** Prompt **
Each line of the listing where "dried" appears should be reported.

** Data to use **
+ + + + + + +

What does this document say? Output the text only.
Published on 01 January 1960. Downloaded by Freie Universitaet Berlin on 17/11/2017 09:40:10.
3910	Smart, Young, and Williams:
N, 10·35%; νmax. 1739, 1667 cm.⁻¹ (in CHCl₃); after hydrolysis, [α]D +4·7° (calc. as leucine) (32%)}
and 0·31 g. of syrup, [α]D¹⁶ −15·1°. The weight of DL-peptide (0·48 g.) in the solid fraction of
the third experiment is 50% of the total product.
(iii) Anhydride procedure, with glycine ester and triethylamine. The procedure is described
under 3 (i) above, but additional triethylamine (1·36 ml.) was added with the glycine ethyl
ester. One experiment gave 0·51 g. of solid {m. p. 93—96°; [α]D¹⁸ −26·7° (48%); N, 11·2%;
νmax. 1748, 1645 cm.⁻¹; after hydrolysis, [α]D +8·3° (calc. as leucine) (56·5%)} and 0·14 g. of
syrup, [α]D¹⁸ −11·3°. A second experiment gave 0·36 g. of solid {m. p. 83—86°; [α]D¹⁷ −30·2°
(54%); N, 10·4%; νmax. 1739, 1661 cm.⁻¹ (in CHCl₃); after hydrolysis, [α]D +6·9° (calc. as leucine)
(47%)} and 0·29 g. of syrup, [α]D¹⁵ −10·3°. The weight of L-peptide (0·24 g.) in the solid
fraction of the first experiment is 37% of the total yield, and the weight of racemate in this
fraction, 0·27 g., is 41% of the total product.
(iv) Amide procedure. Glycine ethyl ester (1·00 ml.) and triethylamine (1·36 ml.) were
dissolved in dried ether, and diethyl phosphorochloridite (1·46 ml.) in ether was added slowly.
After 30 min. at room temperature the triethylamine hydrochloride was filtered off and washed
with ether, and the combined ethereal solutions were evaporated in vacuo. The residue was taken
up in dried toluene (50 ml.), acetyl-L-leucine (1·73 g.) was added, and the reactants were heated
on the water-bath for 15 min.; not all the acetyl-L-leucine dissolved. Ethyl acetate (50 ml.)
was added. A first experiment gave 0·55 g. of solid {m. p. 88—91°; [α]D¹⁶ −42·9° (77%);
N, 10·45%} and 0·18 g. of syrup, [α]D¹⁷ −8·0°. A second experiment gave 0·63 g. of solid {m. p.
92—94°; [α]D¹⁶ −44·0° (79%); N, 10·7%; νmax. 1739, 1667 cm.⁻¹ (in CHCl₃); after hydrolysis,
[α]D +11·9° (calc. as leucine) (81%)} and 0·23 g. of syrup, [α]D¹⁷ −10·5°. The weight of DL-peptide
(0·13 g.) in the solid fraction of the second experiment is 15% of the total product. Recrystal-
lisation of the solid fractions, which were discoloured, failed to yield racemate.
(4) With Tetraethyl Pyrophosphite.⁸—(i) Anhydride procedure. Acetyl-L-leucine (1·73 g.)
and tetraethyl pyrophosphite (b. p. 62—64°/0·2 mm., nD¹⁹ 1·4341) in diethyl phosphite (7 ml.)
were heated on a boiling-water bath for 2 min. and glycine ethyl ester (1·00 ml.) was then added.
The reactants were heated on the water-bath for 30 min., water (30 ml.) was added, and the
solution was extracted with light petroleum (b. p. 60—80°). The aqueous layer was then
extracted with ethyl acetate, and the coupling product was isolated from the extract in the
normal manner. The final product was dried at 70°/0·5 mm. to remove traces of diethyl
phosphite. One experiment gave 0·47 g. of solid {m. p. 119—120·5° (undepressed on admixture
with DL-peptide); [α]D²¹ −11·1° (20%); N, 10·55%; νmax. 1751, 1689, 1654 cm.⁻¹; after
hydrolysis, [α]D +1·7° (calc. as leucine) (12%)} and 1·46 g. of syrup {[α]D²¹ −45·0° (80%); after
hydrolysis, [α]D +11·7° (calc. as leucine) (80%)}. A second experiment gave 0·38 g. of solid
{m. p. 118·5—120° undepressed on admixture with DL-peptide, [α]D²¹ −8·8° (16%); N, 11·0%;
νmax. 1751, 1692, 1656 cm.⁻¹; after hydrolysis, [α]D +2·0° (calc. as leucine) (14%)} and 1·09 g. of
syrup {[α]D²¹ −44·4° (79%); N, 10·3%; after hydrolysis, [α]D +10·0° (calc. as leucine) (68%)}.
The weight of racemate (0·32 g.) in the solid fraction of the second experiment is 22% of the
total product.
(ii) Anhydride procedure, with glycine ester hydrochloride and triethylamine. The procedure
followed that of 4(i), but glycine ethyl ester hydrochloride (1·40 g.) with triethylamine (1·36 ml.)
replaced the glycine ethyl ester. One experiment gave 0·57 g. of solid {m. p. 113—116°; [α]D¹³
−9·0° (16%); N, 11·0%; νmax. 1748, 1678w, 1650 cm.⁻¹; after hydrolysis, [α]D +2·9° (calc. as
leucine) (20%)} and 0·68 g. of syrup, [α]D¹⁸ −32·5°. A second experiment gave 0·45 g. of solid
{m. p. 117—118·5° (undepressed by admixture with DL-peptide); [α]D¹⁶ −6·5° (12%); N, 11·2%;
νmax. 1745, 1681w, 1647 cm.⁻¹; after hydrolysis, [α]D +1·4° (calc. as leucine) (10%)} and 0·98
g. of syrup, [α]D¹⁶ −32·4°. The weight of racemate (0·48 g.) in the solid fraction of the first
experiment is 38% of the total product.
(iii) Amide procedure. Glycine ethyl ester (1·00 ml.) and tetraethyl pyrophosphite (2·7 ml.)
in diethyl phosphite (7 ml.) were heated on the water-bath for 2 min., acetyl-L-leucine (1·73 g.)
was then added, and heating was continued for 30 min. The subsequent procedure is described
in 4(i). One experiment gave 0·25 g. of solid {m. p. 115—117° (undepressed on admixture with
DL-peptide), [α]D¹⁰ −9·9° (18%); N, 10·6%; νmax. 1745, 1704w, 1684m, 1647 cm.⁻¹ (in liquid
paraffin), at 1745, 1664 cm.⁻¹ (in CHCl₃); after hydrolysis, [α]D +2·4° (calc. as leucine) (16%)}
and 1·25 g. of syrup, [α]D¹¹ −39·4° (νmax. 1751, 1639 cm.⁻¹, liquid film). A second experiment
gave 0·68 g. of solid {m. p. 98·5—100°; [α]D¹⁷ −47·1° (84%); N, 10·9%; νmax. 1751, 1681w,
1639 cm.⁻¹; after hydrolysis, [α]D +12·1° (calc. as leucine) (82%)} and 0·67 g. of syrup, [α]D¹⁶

+ + + + + + +

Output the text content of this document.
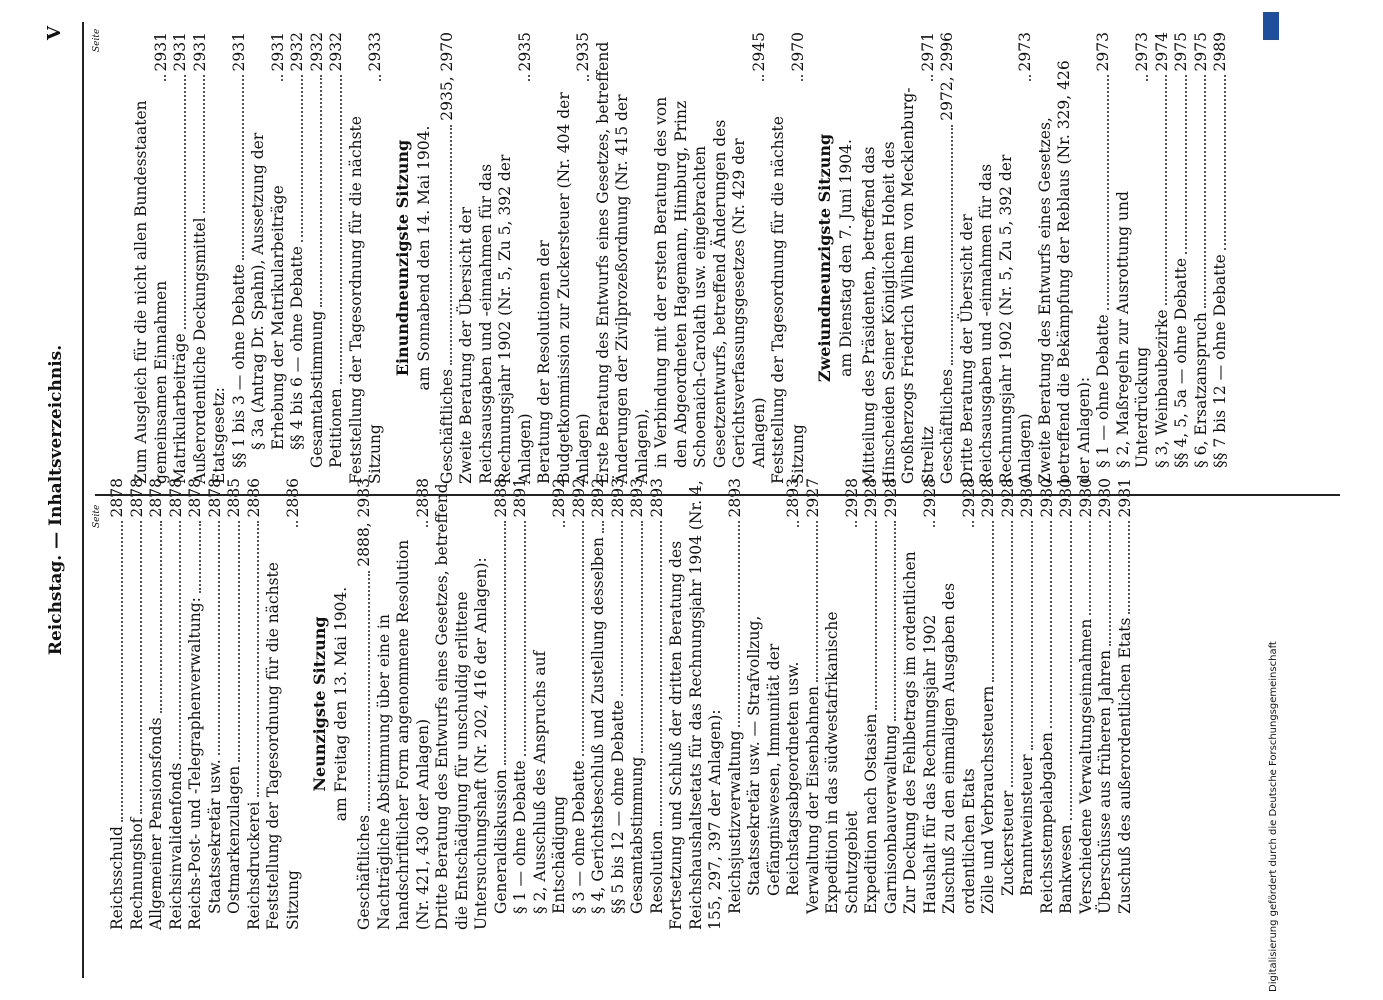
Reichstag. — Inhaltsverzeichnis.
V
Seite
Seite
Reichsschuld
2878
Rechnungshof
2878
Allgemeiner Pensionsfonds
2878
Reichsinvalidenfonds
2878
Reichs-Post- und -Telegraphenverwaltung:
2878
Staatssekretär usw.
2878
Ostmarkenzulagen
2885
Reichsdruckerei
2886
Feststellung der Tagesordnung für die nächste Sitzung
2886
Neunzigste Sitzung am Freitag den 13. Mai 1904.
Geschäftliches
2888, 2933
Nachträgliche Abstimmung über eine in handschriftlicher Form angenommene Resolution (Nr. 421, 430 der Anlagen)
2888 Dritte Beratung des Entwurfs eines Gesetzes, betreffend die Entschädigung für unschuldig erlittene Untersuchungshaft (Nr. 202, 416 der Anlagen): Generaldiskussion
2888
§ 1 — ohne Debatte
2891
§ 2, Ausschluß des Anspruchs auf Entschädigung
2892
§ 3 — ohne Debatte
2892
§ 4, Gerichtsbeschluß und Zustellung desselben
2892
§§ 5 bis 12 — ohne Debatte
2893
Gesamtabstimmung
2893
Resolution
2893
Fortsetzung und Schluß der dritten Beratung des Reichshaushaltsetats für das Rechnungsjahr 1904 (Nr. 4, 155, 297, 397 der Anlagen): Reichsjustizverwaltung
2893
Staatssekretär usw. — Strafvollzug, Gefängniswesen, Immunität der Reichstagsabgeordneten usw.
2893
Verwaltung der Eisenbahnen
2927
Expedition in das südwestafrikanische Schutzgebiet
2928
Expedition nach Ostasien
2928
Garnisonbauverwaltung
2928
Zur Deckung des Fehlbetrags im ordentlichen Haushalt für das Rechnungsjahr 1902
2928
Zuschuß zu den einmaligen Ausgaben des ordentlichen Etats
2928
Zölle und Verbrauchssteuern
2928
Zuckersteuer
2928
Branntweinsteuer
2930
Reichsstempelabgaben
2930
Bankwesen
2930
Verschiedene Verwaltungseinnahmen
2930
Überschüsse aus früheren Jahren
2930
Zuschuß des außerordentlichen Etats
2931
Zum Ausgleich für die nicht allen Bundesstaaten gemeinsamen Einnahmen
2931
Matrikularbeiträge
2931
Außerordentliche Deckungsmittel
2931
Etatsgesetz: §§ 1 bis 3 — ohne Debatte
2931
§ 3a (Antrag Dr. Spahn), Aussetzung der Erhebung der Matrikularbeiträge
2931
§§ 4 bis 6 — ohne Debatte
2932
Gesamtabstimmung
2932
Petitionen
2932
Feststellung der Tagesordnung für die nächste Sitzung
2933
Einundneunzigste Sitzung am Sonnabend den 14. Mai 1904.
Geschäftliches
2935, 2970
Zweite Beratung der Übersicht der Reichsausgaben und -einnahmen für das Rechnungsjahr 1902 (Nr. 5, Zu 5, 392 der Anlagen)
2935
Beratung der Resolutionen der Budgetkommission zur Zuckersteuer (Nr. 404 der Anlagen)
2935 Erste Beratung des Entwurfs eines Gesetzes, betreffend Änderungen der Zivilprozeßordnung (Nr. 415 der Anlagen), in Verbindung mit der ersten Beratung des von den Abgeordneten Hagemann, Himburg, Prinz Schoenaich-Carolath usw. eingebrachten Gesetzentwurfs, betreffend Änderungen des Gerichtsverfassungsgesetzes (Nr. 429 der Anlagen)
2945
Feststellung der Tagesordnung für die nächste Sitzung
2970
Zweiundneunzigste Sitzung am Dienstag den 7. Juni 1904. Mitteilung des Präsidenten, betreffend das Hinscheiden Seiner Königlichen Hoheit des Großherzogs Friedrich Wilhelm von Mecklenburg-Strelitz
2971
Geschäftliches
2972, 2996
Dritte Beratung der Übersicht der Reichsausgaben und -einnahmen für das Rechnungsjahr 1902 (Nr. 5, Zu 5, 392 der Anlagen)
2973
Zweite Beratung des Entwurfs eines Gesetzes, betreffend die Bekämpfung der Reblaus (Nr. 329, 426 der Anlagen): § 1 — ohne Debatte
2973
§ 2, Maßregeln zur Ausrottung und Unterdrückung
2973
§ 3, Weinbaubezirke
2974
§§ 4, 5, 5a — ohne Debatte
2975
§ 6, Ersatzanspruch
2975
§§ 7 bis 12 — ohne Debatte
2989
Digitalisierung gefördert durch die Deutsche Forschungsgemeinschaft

+ + + + + + +

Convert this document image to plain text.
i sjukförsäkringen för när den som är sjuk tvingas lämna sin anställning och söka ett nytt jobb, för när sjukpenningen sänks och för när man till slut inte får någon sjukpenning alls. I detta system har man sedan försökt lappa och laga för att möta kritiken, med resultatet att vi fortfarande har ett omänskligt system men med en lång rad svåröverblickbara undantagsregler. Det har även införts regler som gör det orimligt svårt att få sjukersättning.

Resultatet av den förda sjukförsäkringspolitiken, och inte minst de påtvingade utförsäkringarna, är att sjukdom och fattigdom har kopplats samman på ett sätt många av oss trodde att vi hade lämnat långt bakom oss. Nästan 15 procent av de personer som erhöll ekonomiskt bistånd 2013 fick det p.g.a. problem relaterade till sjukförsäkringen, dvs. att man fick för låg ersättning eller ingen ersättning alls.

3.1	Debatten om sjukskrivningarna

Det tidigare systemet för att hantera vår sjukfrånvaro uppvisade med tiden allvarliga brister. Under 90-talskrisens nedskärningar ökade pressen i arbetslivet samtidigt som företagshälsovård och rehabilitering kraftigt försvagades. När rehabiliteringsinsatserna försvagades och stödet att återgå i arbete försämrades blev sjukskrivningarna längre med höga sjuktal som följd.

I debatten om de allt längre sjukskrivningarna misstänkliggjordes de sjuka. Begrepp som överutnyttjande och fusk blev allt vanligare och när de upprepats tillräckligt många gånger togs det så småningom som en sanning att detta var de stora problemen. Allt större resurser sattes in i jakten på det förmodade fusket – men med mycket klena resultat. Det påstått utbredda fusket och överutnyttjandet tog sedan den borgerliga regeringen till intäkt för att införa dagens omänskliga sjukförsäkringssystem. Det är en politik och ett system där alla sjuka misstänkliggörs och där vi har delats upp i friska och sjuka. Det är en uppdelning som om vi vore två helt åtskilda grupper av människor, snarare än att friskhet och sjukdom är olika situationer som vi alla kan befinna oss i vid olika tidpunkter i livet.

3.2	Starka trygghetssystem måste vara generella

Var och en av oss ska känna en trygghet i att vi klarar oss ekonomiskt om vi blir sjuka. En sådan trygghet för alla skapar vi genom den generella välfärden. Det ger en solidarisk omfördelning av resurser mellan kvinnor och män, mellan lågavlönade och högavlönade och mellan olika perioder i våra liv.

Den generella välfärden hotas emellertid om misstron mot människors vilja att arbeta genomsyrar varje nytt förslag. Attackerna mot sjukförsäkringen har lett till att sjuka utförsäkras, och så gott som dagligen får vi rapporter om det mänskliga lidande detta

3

+ + + + + + +

** Output for this task **
dissolved in dried ether, and diethyl phosphorochloridite (1·46 ml.) in ether was added slowly.
up in dried toluene (50 ml.), acetyl-L-leucine (1·73 g.) was added, and the reactants were heated
normal manner. The final product was dried at 70°/0·5 mm. to remove traces of diethyl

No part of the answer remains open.